| Available data |
--------

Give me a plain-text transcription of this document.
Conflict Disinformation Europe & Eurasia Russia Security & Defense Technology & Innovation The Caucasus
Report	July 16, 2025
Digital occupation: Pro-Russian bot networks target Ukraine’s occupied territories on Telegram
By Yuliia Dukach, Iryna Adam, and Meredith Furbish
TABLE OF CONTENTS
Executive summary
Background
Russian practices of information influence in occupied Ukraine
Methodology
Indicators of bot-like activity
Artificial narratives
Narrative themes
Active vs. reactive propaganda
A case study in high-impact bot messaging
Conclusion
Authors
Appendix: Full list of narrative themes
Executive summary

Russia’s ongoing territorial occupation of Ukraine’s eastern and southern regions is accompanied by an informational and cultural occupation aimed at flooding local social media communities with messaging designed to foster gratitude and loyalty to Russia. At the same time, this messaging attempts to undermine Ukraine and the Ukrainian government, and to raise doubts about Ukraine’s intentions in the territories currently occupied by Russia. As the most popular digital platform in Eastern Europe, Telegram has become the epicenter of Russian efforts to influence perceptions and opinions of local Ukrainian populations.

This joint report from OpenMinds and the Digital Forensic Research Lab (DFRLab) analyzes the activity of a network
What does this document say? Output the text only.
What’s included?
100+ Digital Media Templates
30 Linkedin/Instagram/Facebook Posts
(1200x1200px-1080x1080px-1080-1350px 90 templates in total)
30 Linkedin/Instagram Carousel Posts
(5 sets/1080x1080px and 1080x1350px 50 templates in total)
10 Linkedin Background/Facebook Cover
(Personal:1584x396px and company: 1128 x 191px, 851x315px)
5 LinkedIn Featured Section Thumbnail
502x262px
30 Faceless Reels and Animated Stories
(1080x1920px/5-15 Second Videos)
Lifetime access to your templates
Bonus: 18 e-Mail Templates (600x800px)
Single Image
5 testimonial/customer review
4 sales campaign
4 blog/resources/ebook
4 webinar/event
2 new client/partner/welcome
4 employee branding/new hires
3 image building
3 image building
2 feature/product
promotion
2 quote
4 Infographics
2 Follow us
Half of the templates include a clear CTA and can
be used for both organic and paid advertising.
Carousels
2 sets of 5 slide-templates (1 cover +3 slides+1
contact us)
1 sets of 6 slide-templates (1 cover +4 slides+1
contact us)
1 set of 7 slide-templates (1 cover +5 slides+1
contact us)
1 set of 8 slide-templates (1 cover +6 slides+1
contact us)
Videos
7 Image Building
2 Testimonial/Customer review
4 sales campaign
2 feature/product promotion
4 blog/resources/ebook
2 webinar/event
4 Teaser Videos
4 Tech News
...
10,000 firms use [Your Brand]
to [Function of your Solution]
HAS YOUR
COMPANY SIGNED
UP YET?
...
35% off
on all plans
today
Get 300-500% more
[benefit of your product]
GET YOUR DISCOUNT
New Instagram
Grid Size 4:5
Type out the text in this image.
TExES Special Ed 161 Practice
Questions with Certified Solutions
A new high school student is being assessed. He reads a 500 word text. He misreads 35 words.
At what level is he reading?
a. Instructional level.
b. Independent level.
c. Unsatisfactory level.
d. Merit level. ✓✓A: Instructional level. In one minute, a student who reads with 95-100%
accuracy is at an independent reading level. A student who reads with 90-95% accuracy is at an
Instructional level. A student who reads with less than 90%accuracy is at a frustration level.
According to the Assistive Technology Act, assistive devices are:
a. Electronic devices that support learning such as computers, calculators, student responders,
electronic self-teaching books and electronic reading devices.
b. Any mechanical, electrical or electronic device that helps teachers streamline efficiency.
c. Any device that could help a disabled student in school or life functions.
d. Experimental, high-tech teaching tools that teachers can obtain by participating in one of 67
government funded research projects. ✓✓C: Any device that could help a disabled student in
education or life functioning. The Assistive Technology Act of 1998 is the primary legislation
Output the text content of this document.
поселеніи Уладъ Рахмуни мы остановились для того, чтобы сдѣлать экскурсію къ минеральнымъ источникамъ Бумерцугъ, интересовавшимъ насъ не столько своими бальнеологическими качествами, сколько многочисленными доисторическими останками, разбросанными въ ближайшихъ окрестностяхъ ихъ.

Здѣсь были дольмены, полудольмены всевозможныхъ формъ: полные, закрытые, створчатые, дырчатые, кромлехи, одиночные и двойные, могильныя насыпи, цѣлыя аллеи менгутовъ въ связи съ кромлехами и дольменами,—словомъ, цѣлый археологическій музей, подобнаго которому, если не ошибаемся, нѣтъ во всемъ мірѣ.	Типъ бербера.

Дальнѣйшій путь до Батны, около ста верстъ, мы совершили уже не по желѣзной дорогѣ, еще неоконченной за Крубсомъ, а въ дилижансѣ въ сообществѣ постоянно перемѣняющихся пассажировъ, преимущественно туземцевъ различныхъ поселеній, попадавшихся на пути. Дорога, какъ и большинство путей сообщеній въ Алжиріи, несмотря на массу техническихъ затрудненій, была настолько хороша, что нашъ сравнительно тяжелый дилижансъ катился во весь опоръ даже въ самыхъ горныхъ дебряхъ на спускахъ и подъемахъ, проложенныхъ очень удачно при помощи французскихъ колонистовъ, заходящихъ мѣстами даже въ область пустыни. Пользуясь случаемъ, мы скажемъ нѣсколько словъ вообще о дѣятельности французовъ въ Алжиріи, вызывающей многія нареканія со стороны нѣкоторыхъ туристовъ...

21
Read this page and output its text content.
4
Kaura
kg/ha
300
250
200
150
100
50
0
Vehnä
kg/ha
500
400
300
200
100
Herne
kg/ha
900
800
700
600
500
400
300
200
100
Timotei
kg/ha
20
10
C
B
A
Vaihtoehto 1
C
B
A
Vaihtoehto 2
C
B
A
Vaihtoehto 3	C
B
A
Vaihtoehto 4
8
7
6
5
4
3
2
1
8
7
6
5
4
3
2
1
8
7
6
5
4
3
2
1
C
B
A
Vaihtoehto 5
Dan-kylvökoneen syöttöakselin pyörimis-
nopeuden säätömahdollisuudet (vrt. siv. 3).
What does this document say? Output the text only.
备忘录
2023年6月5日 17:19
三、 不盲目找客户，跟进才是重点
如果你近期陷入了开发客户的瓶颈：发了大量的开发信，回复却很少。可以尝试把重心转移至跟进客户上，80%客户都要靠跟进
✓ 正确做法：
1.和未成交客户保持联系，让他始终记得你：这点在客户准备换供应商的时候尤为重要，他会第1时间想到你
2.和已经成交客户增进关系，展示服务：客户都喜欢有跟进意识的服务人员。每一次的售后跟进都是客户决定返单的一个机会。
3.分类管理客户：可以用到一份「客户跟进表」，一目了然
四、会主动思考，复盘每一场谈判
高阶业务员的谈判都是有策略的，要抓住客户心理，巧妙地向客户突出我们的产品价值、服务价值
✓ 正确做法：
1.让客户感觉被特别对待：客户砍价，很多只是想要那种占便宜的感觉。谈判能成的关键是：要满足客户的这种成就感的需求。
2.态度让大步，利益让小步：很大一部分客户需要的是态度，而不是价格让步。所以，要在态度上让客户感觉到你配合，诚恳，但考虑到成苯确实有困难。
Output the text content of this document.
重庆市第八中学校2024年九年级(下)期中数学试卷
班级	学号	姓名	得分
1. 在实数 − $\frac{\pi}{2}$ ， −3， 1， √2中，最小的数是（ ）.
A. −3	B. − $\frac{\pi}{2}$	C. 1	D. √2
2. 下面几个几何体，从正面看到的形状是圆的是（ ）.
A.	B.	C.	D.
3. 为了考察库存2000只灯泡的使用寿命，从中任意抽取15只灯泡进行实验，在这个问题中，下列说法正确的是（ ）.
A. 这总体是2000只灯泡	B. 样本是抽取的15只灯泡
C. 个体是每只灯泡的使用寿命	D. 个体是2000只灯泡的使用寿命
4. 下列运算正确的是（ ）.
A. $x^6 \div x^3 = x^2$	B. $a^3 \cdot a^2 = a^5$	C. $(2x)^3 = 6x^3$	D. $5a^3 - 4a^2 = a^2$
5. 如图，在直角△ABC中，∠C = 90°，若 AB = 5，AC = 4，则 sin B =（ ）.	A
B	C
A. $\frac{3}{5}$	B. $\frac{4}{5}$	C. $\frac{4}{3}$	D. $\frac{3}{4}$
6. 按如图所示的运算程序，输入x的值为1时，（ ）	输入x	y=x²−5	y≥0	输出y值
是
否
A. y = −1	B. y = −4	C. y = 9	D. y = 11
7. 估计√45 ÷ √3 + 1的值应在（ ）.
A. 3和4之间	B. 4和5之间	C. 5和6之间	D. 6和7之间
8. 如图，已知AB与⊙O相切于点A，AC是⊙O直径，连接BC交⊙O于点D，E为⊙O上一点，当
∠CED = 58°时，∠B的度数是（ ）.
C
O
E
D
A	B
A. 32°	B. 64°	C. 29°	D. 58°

--------

| Brief |
From the records given above, copy all lines containing "reads".

| Exercise output |
A new high school student is being assessed. He reads a 500 word text. He misreads 35 words.
d. Merit level. ✓✓A: Instructional level. In one minute, a student who reads with 95-100%
accuracy is at an independent reading level. A student who reads with 90-95% accuracy is at an
Instructional level. A student who reads with less than 90%accuracy is at a frustration level.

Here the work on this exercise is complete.